### EXCERPTED PASSAGE


            So what’s behind the Tonejet technology? Like all digital can printing technologies, it does away with printing plates, make-ready, ink changes, and other setup costs. Every image to be printed on a container can be different than the one before it because jobs are uploaded with the Cyclone digital job manager. And, says Tonejet, the ultra-thin ink layer means lower ink costs and better flexibility and adhesion under stress compared to competing technologies.

            According to Tonejet Sales Manager Marvin Foreman, Cyclone is a digital can printing system that deploys electrostatic drop-on-demand printing technology. “It combines a novel printhead architecture with proprietary ink formulations,” says Foreman. “We’ve got a charged pigment particle suspended in a carrier fluid. The pigment is jetted from ejector tips and during that process the carrier fluid evaporates, so that all we’re left with on the substrate is pigment. We then bind the pigment to the substrate with an overprint varnish, which is the same overprint varnish used widely in the aluminum can-making business.”

            This electrostatic drop-on-demand printing technology delivers a 600 dpi greyscale CMYK resolution at a speed of 60 cans/min. When asked for more detail on the ejector tips, Foreman answers this way. “It’s a four-color CMYK process, so there’s one print head for each color. Picture a series of hair combs mounted in a print head. The pigment is ejected from the tips of the combs’ ‘teeth,’ which number 150 or so in each print head. We apply a pulse voltage that governs how long each ejector will fire, and that’s how the pigment, suspended in its carrier fluid, is jetted onto the substrate. But the carrier fluid evaporates in fractions of a second, which is why the only thing left on the substrate is the pigment.”

            The nozzle-free format, combined with automated ultrasonic print head cleaning technology, provides a reliable industrial operation, one that Tonejet has used with limited success for the past two or three years. But the SoluCan installation has the potential to change everything. What makes it so notable are the systems upstream and downstream of the Cyclone printing system itself. The challenge of developing these systems, Foreman is the first to admit, is the reason why it’s taken Tonejet so long to get a truly production-ready solution to the marketplace.

### DATA UNDER STUDY
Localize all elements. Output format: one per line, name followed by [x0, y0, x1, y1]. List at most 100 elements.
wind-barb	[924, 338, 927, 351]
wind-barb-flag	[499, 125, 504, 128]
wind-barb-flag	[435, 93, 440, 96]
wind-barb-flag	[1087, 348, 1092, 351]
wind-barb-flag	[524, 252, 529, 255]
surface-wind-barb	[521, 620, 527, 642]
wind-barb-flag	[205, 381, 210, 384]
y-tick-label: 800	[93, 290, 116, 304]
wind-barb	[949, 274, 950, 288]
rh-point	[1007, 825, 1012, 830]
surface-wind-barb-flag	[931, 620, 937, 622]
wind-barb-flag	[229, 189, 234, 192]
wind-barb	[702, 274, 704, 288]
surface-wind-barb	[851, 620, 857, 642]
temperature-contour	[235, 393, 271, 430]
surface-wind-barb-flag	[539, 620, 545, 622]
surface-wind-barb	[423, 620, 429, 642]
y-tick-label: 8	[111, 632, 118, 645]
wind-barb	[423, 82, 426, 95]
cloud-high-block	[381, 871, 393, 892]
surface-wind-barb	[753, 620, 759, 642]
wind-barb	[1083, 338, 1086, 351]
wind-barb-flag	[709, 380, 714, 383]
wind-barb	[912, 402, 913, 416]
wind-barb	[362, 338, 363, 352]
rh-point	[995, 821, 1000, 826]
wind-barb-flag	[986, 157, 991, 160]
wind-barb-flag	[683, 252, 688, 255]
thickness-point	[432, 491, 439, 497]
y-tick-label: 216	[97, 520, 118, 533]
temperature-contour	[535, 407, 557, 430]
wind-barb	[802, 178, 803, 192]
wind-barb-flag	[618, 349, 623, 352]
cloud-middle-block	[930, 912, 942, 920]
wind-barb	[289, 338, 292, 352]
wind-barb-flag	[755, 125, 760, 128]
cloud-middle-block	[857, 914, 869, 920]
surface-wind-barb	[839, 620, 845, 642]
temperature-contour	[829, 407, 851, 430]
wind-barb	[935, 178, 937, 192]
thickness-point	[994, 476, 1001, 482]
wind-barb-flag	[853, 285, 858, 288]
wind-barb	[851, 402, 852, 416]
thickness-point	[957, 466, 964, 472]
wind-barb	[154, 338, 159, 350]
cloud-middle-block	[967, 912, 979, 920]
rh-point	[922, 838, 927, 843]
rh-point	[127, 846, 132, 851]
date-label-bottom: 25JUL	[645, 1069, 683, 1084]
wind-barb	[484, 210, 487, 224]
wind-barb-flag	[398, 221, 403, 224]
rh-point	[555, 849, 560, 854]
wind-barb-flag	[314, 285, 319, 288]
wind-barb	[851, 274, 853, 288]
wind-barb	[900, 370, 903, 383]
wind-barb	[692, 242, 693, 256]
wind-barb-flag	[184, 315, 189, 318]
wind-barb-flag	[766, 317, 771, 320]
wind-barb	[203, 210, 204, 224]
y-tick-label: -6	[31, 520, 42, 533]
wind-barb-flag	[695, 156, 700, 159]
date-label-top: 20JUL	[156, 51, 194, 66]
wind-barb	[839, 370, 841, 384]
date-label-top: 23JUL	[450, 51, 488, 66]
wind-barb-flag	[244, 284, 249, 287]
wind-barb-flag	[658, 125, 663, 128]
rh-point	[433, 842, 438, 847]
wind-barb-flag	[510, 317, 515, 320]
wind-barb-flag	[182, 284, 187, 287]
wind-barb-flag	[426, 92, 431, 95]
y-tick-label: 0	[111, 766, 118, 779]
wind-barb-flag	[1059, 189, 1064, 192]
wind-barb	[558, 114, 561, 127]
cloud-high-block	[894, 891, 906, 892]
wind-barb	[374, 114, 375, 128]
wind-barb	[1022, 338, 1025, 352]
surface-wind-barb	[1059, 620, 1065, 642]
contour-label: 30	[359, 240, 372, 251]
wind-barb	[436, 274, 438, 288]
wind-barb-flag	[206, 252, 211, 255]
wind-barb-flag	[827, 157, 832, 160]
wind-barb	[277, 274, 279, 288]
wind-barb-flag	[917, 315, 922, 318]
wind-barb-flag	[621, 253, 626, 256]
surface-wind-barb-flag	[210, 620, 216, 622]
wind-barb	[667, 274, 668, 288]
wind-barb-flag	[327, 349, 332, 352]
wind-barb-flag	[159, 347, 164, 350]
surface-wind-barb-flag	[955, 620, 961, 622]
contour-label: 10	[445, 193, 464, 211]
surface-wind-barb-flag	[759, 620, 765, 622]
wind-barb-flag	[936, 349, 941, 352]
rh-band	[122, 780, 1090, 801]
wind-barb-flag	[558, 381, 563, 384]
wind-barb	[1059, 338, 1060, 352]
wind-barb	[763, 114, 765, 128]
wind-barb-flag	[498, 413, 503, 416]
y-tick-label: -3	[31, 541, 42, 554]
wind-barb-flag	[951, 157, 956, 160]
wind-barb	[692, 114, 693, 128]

### AIM OF THE TASK
Copy everything in the Tonejet can printing text above, from "So what’s behind" down to "to competing technologies.".

### EXPECTED OUTPUT
So what’s behind the Tonejet technology? Like all digital can printing technologies, it does away with printing plates, make-ready, ink changes, and other setup costs. Every image to be printed on a container can be different than the one before it because jobs are uploaded with the Cyclone digital job manager. And, says Tonejet, the ultra-thin ink layer means lower ink costs and better flexibility and adhesion under stress compared to competing technologies.